** Texto citado **
----
Com um spot cheio de sorrisos e tom motivacional, a campanha de Hillary Clinton escolheu o clima pós-crise para tentar reanimar o entusiasmo democrata. O vídeo mostra histórias de “gente comum”, a debilidade dos políticos em campanha: mães solteiras, latinos, afro-americanos, jovens, pessoas próximas da aposentadoria, casais gays, trabalhadores, todos os protagonistas do “sonho americano”, que volta depois da crise. E Hillary tenta se misturar e ser um deles.

Essa imagem de “uma mais” responde corretamente um dos principais problemas que enfrenta Clinton, mas não garante o sucesso. Sua família e a do ex-presidente Bill Clinton é parte do 1% que hoje se encontra no centro do descontentamento social nos Estados Unidos. Os Clinton possuem uma fortuna milionária, e são uma das famílias que governou os Estados Unidos durante duas décadas em alternância com os Bush (Bush pai 1989-1993, Clinton 1993-2001, e Bush filho 2001-2009).
----
** Dados registrados **
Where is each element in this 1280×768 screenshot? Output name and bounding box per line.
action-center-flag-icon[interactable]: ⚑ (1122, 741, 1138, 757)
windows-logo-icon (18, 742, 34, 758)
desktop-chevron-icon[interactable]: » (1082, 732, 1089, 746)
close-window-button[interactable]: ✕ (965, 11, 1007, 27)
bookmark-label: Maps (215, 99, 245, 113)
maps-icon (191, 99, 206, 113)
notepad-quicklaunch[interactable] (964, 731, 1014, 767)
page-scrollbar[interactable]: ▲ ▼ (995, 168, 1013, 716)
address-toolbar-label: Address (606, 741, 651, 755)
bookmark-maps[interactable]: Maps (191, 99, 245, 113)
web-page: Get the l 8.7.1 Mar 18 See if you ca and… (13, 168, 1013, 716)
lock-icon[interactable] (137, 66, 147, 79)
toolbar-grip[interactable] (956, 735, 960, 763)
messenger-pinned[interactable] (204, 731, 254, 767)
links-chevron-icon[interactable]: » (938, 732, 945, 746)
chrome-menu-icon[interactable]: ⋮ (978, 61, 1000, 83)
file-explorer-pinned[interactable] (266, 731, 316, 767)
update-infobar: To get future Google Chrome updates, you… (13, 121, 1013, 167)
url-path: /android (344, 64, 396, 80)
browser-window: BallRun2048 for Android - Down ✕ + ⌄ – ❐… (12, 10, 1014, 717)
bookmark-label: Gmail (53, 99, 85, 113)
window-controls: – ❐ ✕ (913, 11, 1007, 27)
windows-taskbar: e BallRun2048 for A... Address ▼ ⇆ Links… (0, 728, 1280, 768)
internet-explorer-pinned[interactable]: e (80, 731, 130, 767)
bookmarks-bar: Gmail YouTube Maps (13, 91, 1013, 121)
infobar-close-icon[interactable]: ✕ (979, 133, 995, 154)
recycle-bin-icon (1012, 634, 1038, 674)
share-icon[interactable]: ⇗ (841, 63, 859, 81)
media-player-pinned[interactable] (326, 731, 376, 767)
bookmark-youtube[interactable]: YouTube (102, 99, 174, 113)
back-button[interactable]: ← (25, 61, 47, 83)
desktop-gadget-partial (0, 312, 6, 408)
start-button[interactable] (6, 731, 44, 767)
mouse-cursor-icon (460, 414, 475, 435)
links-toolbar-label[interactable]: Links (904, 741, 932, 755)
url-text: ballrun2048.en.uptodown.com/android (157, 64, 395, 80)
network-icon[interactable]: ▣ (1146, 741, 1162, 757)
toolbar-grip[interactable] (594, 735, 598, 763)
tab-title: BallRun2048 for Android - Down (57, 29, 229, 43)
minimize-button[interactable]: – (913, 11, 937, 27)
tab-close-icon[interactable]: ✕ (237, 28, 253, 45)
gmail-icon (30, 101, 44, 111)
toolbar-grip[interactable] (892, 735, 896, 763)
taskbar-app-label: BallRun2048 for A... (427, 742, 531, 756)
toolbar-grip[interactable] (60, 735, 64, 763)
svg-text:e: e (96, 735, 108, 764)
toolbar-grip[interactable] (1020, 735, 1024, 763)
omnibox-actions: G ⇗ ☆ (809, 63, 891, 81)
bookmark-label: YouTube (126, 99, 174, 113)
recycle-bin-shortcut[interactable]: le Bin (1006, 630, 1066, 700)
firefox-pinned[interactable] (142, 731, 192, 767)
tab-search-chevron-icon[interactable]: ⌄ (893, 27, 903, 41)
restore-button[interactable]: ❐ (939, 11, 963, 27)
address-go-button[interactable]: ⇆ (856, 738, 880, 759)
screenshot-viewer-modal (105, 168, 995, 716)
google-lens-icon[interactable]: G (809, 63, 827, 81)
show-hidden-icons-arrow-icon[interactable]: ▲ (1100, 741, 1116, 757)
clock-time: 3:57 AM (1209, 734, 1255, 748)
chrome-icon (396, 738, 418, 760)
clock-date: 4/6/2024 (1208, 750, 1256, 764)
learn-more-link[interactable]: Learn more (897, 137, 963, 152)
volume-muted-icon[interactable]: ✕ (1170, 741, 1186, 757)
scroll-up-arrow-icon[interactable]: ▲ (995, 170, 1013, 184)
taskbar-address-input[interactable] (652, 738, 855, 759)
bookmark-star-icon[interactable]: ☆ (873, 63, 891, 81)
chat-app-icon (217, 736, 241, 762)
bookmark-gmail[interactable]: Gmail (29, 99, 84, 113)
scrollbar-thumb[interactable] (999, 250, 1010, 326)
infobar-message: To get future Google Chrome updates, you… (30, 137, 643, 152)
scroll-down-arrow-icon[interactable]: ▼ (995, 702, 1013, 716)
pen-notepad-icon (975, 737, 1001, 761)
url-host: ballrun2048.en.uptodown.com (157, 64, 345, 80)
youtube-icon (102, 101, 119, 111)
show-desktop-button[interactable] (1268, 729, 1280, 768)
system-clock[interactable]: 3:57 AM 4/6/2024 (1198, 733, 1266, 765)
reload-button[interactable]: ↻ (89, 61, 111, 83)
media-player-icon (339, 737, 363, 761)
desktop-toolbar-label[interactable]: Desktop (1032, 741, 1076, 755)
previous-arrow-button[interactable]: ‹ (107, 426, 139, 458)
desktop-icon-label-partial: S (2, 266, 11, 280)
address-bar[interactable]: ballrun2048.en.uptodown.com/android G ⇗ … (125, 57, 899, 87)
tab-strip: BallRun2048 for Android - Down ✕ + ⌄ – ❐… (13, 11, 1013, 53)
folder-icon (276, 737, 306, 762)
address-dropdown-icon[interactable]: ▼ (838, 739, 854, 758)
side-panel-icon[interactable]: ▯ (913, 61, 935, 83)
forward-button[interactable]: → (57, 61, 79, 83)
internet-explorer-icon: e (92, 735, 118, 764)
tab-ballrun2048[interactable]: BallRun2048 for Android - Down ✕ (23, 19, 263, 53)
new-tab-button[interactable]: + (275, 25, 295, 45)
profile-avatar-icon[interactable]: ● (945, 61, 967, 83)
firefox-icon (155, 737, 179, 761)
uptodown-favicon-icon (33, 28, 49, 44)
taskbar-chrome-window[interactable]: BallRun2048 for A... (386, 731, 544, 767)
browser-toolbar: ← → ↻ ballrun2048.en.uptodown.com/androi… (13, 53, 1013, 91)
----
** Tarefa a fazer **
No texto sobre a campanha de Hillary Clinton, quais grupos de "gente comum" aparecem no vídeo? Liste todos.

** Resposta completa **
- mães solteiras
- latinos
- afro-americanos
- jovens
- pessoas próximas da aposentadoria
- casais gays
- trabalhadores